──────── Records for processing

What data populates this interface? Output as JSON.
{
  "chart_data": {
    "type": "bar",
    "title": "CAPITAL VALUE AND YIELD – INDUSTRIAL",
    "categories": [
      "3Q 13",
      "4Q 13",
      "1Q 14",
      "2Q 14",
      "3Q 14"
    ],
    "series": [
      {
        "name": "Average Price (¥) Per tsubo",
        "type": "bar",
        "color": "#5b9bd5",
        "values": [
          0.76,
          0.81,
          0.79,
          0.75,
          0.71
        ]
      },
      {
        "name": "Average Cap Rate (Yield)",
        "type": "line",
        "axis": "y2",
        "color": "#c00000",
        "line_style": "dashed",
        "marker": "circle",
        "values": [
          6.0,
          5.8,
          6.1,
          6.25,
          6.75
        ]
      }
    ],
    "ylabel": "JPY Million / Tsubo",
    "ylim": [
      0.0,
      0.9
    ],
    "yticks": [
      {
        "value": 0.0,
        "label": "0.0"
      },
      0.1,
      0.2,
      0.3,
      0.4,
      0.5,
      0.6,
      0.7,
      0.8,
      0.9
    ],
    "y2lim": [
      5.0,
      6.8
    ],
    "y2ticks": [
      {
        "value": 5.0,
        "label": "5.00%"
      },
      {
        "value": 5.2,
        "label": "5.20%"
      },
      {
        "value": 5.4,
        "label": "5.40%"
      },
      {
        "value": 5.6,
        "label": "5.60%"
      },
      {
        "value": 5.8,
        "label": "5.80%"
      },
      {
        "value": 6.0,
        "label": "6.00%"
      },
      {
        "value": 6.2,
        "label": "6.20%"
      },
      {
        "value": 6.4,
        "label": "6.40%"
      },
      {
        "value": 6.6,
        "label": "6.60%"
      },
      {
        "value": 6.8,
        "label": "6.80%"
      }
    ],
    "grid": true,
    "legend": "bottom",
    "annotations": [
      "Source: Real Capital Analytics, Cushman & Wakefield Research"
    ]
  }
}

────────────────

**Your task:**
Repeat all the entries exactly as given.

**Task result:**
What data populates this interface? Output as JSON.
{
  "chart_data": {
    "type": "bar",
    "title": "CAPITAL VALUE AND YIELD – INDUSTRIAL",
    "categories": [
      "3Q 13",
      "4Q 13",
      "1Q 14",
      "2Q 14",
      "3Q 14"
    ],
    "series": [
      {
        "name": "Average Price (¥) Per tsubo",
        "type": "bar",
        "color": "#5b9bd5",
        "values": [
          0.76,
          0.81,
          0.79,
          0.75,
          0.71
        ]
      },
      {
        "name": "Average Cap Rate (Yield)",
        "type": "line",
        "axis": "y2",
        "color": "#c00000",
        "line_style": "dashed",
        "marker": "circle",
        "values": [
          6.0,
          5.8,
          6.1,
          6.25,
          6.75
        ]
      }
    ],
    "ylabel": "JPY Million / Tsubo",
    "ylim": [
      0.0,
      0.9
    ],
    "yticks": [
      {
        "value": 0.0,
        "label": "0.0"
      },
      0.1,
      0.2,
      0.3,
      0.4,
      0.5,
      0.6,
      0.7,
      0.8,
      0.9
    ],
    "y2lim": [
      5.0,
      6.8
    ],
    "y2ticks": [
      {
        "value": 5.0,
        "label": "5.00%"
      },
      {
        "value": 5.2,
        "label": "5.20%"
      },
      {
        "value": 5.4,
        "label": "5.40%"
      },
      {
        "value": 5.6,
        "label": "5.60%"
      },
      {
        "value": 5.8,
        "label": "5.80%"
      },
      {
        "value": 6.0,
        "label": "6.00%"
      },
      {
        "value": 6.2,
        "label": "6.20%"
      },
      {
        "value": 6.4,
        "label": "6.40%"
      },
      {
        "value": 6.6,
        "label": "6.60%"
      },
      {
        "value": 6.8,
        "label": "6.80%"
      }
    ],
    "grid": true,
    "legend": "bottom",
    "annotations": [
      "Source: Real Capital Analytics, Cushman & Wakefield Research"
    ]
  }
}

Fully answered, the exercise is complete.